= SUPPLIED MATERIAL =
start
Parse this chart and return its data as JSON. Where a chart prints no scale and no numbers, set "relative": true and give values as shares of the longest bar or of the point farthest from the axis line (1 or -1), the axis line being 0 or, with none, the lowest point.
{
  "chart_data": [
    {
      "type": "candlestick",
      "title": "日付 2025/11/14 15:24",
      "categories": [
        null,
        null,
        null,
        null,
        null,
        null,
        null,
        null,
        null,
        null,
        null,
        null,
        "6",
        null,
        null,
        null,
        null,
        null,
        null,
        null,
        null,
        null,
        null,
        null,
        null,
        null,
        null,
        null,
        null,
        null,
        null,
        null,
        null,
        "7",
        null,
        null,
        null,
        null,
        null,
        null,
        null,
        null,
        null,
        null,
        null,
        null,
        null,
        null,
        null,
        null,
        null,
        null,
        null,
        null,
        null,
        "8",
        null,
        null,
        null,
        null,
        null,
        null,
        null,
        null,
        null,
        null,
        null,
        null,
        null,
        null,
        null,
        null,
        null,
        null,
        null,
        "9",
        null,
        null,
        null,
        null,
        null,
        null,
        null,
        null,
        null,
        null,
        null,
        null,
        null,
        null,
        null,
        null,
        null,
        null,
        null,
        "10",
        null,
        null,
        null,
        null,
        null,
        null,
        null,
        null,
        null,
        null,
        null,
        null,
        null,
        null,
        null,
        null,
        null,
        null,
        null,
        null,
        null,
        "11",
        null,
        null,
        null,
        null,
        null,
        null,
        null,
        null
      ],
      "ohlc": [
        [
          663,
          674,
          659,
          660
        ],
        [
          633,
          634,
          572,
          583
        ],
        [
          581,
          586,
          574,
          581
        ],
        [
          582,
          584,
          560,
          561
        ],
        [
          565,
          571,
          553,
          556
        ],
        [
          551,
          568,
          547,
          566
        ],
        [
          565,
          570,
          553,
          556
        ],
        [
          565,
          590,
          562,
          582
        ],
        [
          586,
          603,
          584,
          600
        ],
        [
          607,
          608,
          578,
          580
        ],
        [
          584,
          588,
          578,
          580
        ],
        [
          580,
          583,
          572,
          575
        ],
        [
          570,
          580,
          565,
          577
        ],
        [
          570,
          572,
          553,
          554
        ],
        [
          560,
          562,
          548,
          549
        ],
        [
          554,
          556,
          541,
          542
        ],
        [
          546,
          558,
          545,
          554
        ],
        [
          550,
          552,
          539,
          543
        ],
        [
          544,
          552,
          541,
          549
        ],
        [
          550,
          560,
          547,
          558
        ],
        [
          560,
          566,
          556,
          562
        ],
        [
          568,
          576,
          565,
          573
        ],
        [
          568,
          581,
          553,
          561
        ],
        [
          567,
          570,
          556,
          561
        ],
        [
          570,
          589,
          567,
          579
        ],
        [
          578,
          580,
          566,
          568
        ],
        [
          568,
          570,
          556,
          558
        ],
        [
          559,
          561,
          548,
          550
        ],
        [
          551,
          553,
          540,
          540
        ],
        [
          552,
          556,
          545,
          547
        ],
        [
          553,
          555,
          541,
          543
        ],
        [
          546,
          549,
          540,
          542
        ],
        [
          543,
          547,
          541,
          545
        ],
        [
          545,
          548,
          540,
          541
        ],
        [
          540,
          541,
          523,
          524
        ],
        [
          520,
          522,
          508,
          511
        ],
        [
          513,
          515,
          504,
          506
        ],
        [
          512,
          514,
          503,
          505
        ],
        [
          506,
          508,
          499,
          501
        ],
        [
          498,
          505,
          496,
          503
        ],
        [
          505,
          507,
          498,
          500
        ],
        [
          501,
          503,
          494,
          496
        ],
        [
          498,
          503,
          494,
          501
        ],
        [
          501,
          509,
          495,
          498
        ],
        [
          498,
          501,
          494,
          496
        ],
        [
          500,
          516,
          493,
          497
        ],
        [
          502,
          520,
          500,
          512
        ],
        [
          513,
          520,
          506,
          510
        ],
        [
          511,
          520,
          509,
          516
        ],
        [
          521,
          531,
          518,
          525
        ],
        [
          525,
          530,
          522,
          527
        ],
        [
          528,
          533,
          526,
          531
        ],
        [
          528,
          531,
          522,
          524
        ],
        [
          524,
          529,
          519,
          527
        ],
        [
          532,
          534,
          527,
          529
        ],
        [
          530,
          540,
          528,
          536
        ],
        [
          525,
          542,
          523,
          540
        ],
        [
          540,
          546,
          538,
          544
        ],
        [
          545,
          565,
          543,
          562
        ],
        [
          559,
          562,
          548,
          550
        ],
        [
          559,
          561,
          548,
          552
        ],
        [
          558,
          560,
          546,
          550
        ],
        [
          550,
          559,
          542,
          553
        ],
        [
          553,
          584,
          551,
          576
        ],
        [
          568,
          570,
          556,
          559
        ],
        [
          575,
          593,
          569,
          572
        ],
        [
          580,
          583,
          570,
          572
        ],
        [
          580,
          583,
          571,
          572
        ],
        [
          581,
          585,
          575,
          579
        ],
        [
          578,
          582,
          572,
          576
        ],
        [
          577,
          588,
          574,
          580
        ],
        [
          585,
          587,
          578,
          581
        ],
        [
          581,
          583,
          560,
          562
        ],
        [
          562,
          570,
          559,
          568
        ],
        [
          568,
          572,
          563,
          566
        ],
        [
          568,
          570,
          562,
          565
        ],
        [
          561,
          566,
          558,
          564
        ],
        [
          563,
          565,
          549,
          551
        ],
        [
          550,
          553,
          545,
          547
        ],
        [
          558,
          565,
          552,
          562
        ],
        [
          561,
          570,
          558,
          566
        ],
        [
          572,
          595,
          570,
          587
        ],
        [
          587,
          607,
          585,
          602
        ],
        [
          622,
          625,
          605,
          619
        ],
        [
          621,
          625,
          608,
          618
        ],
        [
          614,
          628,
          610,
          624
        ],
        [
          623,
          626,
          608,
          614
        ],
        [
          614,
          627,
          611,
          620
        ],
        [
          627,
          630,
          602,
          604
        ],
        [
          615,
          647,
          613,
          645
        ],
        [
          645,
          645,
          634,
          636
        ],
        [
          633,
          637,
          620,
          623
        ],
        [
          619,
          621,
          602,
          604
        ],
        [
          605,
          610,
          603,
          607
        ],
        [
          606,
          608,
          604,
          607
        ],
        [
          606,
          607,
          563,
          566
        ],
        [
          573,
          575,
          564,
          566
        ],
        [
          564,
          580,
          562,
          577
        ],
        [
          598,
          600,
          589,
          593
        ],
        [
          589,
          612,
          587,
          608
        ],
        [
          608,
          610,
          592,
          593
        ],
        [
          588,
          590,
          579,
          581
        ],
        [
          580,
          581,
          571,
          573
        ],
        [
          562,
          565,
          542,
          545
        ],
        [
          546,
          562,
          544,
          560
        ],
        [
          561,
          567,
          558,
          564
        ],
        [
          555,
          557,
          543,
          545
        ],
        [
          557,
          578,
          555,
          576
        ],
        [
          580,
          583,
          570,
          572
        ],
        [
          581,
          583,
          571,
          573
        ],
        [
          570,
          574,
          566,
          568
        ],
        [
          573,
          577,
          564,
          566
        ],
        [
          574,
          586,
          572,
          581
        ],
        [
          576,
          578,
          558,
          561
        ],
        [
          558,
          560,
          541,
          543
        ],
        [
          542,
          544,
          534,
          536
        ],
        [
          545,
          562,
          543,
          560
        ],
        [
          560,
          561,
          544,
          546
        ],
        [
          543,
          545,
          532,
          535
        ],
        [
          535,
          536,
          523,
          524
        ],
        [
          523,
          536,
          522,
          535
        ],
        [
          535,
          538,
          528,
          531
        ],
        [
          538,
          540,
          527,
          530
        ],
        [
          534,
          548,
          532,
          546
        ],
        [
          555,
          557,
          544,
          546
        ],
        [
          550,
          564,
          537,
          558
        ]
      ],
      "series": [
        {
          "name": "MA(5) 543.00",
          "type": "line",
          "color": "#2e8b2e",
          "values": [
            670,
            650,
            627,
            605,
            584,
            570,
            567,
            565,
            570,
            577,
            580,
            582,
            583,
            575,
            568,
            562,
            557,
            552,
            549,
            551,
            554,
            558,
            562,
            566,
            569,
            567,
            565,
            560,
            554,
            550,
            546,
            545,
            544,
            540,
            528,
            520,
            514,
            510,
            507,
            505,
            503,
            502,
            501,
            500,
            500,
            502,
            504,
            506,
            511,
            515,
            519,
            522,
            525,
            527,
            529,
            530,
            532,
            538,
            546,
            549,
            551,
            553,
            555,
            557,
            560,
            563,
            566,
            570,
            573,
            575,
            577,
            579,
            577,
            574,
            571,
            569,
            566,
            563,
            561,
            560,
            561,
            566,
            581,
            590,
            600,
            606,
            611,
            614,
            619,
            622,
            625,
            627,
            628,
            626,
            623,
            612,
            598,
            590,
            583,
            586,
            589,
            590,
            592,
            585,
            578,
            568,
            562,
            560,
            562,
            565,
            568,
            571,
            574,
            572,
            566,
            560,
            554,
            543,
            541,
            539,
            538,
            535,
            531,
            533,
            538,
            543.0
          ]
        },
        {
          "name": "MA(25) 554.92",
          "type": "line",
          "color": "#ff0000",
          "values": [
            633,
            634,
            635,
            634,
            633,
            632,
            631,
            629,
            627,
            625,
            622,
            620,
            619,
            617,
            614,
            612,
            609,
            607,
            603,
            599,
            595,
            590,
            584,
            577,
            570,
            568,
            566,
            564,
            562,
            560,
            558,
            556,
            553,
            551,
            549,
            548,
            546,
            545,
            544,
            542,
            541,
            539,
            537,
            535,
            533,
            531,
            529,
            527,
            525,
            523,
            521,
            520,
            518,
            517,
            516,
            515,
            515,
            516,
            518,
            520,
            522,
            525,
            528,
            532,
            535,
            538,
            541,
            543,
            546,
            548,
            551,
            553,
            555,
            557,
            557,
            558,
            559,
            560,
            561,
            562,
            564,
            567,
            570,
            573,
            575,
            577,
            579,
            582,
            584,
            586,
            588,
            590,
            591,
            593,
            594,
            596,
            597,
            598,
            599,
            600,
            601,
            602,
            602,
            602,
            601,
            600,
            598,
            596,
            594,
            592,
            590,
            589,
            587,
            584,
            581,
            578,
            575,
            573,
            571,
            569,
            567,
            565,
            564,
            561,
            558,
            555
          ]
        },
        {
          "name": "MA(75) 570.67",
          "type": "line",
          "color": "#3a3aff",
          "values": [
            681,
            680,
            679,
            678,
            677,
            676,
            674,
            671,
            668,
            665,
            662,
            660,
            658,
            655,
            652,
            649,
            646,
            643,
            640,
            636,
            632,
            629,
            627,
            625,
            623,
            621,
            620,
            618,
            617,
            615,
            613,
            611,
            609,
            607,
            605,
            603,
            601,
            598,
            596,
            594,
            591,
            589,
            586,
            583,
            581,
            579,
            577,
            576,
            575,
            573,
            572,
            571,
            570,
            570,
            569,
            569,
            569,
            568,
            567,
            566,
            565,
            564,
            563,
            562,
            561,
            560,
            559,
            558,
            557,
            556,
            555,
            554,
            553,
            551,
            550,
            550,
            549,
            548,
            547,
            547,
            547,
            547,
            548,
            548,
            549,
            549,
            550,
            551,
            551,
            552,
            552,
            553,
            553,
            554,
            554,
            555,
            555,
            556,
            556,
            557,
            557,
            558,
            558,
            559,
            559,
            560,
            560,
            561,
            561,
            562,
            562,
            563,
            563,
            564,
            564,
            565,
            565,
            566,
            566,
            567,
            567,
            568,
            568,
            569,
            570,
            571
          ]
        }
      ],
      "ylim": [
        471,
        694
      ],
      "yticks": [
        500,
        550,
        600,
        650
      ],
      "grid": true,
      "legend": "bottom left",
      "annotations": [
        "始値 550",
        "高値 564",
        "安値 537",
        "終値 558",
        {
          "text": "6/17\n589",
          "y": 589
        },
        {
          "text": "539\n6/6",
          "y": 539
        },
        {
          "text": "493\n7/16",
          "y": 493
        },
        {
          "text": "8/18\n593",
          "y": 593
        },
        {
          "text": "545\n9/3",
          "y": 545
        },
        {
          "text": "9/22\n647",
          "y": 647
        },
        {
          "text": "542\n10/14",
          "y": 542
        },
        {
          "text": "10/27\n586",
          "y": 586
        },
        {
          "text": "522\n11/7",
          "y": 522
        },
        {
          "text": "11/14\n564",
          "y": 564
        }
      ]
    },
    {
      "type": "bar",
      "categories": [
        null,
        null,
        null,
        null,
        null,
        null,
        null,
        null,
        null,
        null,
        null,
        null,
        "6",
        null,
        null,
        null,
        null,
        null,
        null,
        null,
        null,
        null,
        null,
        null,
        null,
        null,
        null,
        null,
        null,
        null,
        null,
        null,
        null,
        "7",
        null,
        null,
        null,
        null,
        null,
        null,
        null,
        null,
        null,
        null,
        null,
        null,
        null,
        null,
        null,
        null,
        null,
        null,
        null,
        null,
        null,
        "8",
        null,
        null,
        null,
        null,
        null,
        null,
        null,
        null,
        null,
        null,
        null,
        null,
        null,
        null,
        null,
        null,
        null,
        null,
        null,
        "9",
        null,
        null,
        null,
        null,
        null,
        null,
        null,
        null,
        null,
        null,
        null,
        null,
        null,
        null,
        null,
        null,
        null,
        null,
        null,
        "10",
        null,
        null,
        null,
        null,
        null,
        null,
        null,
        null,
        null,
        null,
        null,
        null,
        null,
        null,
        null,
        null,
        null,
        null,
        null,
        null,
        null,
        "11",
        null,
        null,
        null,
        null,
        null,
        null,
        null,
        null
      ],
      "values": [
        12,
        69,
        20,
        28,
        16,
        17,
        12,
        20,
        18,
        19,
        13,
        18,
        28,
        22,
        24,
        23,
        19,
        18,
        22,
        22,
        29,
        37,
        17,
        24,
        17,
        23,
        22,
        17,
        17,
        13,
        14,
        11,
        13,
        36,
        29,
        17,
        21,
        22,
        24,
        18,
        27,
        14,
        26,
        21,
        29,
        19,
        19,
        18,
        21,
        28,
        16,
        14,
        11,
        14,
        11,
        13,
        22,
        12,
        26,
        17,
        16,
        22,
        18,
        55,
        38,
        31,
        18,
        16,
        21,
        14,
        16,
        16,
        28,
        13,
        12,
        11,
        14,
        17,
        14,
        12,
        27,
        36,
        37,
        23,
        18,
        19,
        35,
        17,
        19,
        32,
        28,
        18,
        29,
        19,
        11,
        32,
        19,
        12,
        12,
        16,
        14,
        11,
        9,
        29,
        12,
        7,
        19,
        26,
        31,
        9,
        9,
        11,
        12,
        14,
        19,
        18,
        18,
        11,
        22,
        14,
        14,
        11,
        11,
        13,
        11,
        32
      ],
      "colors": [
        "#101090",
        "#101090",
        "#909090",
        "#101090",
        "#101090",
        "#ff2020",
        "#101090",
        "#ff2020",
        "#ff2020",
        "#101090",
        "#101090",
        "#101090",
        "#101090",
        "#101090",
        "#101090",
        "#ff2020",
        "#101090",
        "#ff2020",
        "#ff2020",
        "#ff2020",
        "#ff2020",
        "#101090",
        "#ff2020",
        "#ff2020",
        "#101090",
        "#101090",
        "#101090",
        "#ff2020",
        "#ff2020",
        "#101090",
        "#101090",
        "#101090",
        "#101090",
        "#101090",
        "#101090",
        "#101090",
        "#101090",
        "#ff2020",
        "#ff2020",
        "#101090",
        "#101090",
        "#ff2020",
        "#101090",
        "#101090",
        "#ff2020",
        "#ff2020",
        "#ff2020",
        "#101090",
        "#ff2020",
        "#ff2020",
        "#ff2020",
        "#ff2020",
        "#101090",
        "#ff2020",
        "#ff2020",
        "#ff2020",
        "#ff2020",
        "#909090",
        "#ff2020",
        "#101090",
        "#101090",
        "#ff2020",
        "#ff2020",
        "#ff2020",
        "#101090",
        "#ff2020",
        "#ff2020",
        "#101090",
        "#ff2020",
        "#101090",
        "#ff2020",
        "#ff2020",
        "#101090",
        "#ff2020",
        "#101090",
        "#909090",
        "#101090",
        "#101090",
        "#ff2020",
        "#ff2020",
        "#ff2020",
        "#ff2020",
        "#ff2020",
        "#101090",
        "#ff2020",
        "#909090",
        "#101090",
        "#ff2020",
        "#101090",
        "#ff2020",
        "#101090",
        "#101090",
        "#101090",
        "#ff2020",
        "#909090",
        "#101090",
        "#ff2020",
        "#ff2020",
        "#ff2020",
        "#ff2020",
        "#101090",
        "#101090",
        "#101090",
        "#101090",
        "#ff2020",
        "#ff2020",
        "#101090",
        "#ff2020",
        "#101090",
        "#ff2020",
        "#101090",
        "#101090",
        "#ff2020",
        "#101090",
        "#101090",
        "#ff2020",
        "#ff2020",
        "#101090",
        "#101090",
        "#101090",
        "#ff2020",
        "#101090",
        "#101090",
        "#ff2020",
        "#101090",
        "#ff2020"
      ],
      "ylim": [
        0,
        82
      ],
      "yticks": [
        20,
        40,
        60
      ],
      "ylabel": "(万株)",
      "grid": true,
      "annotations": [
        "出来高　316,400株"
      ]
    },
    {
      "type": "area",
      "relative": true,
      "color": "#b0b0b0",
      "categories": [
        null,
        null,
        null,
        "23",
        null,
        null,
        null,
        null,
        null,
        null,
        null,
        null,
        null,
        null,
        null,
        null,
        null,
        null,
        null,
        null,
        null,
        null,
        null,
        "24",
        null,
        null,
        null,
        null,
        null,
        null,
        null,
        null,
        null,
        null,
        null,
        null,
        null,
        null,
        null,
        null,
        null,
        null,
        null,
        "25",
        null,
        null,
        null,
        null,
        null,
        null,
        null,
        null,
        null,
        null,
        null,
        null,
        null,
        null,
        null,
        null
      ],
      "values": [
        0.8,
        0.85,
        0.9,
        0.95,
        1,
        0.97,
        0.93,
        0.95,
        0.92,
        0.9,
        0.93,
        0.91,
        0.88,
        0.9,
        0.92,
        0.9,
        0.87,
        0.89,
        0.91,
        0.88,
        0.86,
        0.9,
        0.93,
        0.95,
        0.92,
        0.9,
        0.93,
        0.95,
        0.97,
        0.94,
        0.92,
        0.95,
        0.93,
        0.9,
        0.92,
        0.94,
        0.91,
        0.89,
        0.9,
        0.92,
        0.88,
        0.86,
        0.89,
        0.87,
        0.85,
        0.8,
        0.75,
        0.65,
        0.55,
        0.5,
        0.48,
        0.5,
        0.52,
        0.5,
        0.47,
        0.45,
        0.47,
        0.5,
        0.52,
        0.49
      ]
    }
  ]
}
end
= WRITTEN INSTRUCTION =
Find the lines containing "name" and list every one of them.

= RESPONSE =
          "name": "MA(5) 543.00",
          "name": "MA(25) 554.92",
          "name": "MA(75) 570.67",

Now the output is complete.